## [What this task involves]
Copy every entry exactly.

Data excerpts
----

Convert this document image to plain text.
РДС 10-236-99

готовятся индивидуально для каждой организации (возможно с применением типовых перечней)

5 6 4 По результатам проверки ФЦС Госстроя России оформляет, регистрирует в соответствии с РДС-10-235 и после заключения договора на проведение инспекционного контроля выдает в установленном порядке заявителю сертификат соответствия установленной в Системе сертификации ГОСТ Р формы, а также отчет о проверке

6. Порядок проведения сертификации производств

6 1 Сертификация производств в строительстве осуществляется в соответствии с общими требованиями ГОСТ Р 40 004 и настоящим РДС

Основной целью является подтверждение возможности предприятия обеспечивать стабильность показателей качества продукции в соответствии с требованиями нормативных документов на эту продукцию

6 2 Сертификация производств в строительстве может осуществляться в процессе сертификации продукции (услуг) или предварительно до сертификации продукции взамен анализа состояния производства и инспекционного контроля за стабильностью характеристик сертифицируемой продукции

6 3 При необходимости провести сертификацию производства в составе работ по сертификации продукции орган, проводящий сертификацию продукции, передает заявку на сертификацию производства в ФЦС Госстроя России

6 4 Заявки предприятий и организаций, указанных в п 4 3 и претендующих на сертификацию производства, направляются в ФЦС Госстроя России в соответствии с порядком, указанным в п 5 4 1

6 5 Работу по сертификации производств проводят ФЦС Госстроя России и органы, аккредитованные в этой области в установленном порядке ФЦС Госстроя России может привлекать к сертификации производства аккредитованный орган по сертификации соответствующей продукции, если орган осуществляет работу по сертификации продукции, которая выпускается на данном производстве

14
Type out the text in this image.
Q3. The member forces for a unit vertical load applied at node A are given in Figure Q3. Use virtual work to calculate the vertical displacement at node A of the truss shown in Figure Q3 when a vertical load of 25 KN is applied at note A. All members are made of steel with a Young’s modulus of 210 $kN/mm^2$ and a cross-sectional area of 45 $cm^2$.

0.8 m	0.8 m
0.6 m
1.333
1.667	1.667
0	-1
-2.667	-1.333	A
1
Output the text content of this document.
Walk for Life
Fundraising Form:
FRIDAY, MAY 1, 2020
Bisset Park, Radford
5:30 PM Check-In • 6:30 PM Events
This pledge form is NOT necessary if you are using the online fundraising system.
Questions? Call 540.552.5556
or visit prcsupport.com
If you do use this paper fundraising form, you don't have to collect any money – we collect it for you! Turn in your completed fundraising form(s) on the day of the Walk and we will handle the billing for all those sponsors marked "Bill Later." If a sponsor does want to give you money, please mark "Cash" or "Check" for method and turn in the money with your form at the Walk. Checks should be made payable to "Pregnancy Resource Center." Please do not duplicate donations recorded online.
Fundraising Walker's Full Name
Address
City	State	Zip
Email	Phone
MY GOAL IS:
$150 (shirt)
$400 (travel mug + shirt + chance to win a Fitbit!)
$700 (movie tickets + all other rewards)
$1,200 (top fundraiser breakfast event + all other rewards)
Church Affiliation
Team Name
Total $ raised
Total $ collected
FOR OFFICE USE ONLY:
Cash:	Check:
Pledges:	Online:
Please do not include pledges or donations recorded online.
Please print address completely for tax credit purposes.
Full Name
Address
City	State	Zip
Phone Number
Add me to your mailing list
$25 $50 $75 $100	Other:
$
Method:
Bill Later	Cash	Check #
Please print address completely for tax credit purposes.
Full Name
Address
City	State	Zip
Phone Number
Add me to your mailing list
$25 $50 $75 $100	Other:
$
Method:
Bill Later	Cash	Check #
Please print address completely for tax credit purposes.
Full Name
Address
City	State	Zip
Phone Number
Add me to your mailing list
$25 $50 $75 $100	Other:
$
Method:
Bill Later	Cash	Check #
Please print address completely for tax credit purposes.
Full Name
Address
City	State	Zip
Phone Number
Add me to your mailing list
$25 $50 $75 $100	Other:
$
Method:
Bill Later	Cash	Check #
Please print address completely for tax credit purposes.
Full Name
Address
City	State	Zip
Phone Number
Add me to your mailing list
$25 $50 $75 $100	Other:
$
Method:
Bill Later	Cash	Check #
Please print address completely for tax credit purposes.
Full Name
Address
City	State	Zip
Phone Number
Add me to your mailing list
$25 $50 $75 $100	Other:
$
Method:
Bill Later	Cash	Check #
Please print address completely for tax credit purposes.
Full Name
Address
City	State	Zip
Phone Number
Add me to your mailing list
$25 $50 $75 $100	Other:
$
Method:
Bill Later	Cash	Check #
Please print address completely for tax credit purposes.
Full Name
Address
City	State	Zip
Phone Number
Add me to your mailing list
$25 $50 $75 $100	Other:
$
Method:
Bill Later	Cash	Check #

----

## [Output]
Convert this document image to plain text.
РДС 10-236-99

готовятся индивидуально для каждой организации (возможно с применением типовых перечней)

5 6 4 По результатам проверки ФЦС Госстроя России оформляет, регистрирует в соответствии с РДС-10-235 и после заключения договора на проведение инспекционного контроля выдает в установленном порядке заявителю сертификат соответствия установленной в Системе сертификации ГОСТ Р формы, а также отчет о проверке

6. Порядок проведения сертификации производств

6 1 Сертификация производств в строительстве осуществляется в соответствии с общими требованиями ГОСТ Р 40 004 и настоящим РДС

Основной целью является подтверждение возможности предприятия обеспечивать стабильность показателей качества продукции в соответствии с требованиями нормативных документов на эту продукцию

6 2 Сертификация производств в строительстве может осуществляться в процессе сертификации продукции (услуг) или предварительно до сертификации продукции взамен анализа состояния производства и инспекционного контроля за стабильностью характеристик сертифицируемой продукции

6 3 При необходимости провести сертификацию производства в составе работ по сертификации продукции орган, проводящий сертификацию продукции, передает заявку на сертификацию производства в ФЦС Госстроя России

6 4 Заявки предприятий и организаций, указанных в п 4 3 и претендующих на сертификацию производства, направляются в ФЦС Госстроя России в соответствии с порядком, указанным в п 5 4 1

6 5 Работу по сертификации производств проводят ФЦС Госстроя России и органы, аккредитованные в этой области в установленном порядке ФЦС Госстроя России может привлекать к сертификации производства аккредитованный орган по сертификации соответствующей продукции, если орган осуществляет работу по сертификации продукции, которая выпускается на данном производстве

14
Type out the text in this image.
Q3. The member forces for a unit vertical load applied at node A are given in Figure Q3. Use virtual work to calculate the vertical displacement at node A of the truss shown in Figure Q3 when a vertical load of 25 KN is applied at note A. All members are made of steel with a Young’s modulus of 210 $kN/mm^2$ and a cross-sectional area of 45 $cm^2$.

0.8 m	0.8 m
0.6 m
1.333
1.667	1.667
0	-1
-2.667	-1.333	A
1
Output the text content of this document.
Walk for Life
Fundraising Form:
FRIDAY, MAY 1, 2020
Bisset Park, Radford
5:30 PM Check-In • 6:30 PM Events
This pledge form is NOT necessary if you are using the online fundraising system.
Questions? Call 540.552.5556
or visit prcsupport.com
If you do use this paper fundraising form, you don't have to collect any money – we collect it for you! Turn in your completed fundraising form(s) on the day of the Walk and we will handle the billing for all those sponsors marked "Bill Later." If a sponsor does want to give you money, please mark "Cash" or "Check" for method and turn in the money with your form at the Walk. Checks should be made payable to "Pregnancy Resource Center." Please do not duplicate donations recorded online.
Fundraising Walker's Full Name
Address
City	State	Zip
Email	Phone
MY GOAL IS:
$150 (shirt)
$400 (travel mug + shirt + chance to win a Fitbit!)
$700 (movie tickets + all other rewards)
$1,200 (top fundraiser breakfast event + all other rewards)
Church Affiliation
Team Name
Total $ raised
Total $ collected
FOR OFFICE USE ONLY:
Cash:	Check:
Pledges:	Online:
Please do not include pledges or donations recorded online.
Please print address completely for tax credit purposes.
Full Name
Address
City	State	Zip
Phone Number
Add me to your mailing list
$25 $50 $75 $100	Other:
$
Method:
Bill Later	Cash	Check #
Please print address completely for tax credit purposes.
Full Name
Address
City	State	Zip
Phone Number
Add me to your mailing list
$25 $50 $75 $100	Other:
$
Method:
Bill Later	Cash	Check #
Please print address completely for tax credit purposes.
Full Name
Address
City	State	Zip
Phone Number
Add me to your mailing list
$25 $50 $75 $100	Other:
$
Method:
Bill Later	Cash	Check #
Please print address completely for tax credit purposes.
Full Name
Address
City	State	Zip
Phone Number
Add me to your mailing list
$25 $50 $75 $100	Other:
$
Method:
Bill Later	Cash	Check #
Please print address completely for tax credit purposes.
Full Name
Address
City	State	Zip
Phone Number
Add me to your mailing list
$25 $50 $75 $100	Other:
$
Method:
Bill Later	Cash	Check #
Please print address completely for tax credit purposes.
Full Name
Address
City	State	Zip
Phone Number
Add me to your mailing list
$25 $50 $75 $100	Other:
$
Method:
Bill Later	Cash	Check #
Please print address completely for tax credit purposes.
Full Name
Address
City	State	Zip
Phone Number
Add me to your mailing list
$25 $50 $75 $100	Other:
$
Method:
Bill Later	Cash	Check #
Please print address completely for tax credit purposes.
Full Name
Address
City	State	Zip
Phone Number
Add me to your mailing list
$25 $50 $75 $100	Other:
$
Method:
Bill Later	Cash	Check #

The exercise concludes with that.